# Problem details
Write out the material again word for word, beginning with its very first line and continuing through the line that contains "comment-likes-link[interactable]: 「いいね！」4件 (962, 554, 1106, 581)", including that line.

# Records for the task

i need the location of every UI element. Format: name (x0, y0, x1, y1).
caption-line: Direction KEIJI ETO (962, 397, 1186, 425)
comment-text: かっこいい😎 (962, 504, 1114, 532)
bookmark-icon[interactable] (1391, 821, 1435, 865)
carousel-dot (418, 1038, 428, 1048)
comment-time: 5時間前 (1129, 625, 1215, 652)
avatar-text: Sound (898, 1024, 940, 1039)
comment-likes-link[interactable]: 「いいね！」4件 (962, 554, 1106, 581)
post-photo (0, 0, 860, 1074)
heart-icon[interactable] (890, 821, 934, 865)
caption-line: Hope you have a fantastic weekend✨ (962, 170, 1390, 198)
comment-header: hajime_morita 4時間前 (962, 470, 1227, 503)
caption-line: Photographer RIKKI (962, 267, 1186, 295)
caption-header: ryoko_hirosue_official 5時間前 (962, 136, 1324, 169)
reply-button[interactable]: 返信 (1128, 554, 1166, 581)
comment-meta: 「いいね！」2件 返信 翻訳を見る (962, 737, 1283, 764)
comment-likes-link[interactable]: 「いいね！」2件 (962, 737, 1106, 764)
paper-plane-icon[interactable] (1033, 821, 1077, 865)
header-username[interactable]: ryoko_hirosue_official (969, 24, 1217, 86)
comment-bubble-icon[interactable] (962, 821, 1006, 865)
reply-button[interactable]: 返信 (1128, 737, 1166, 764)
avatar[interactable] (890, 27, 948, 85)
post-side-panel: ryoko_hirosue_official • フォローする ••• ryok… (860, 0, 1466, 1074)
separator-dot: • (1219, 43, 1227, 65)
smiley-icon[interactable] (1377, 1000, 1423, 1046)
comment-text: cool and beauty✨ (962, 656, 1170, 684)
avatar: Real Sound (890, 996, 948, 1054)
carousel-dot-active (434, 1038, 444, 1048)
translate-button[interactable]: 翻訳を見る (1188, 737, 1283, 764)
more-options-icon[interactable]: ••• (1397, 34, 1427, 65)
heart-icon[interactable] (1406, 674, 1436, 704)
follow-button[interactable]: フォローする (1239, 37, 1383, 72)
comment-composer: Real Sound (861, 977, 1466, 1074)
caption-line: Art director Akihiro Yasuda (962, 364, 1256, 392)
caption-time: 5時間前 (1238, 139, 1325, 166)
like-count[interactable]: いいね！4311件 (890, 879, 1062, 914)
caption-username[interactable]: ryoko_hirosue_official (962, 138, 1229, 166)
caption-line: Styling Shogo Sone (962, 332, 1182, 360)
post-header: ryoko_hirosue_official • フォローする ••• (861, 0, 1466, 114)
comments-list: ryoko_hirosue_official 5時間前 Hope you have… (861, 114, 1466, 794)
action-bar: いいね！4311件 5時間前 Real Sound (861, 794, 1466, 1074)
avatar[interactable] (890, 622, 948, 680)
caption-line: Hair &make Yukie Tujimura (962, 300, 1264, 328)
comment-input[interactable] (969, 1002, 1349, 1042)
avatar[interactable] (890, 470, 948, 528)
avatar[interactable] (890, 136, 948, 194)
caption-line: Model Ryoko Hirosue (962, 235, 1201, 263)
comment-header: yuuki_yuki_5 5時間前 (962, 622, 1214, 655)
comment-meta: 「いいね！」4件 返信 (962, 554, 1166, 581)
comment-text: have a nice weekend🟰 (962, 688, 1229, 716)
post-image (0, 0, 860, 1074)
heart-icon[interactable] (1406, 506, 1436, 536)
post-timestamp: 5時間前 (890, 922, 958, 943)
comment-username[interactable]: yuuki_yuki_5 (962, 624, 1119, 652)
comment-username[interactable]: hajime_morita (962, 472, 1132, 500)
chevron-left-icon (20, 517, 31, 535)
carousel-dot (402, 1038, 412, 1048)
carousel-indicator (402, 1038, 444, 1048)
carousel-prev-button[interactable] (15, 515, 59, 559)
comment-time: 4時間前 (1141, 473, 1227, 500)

# Result of this exercise
i need the location of every UI element. Format: name (x0, y0, x1, y1).
caption-line: Direction KEIJI ETO (962, 397, 1186, 425)
comment-text: かっこいい😎 (962, 504, 1114, 532)
bookmark-icon[interactable] (1391, 821, 1435, 865)
carousel-dot (418, 1038, 428, 1048)
comment-time: 5時間前 (1129, 625, 1215, 652)
avatar-text: Sound (898, 1024, 940, 1039)
comment-likes-link[interactable]: 「いいね！」4件 (962, 554, 1106, 581)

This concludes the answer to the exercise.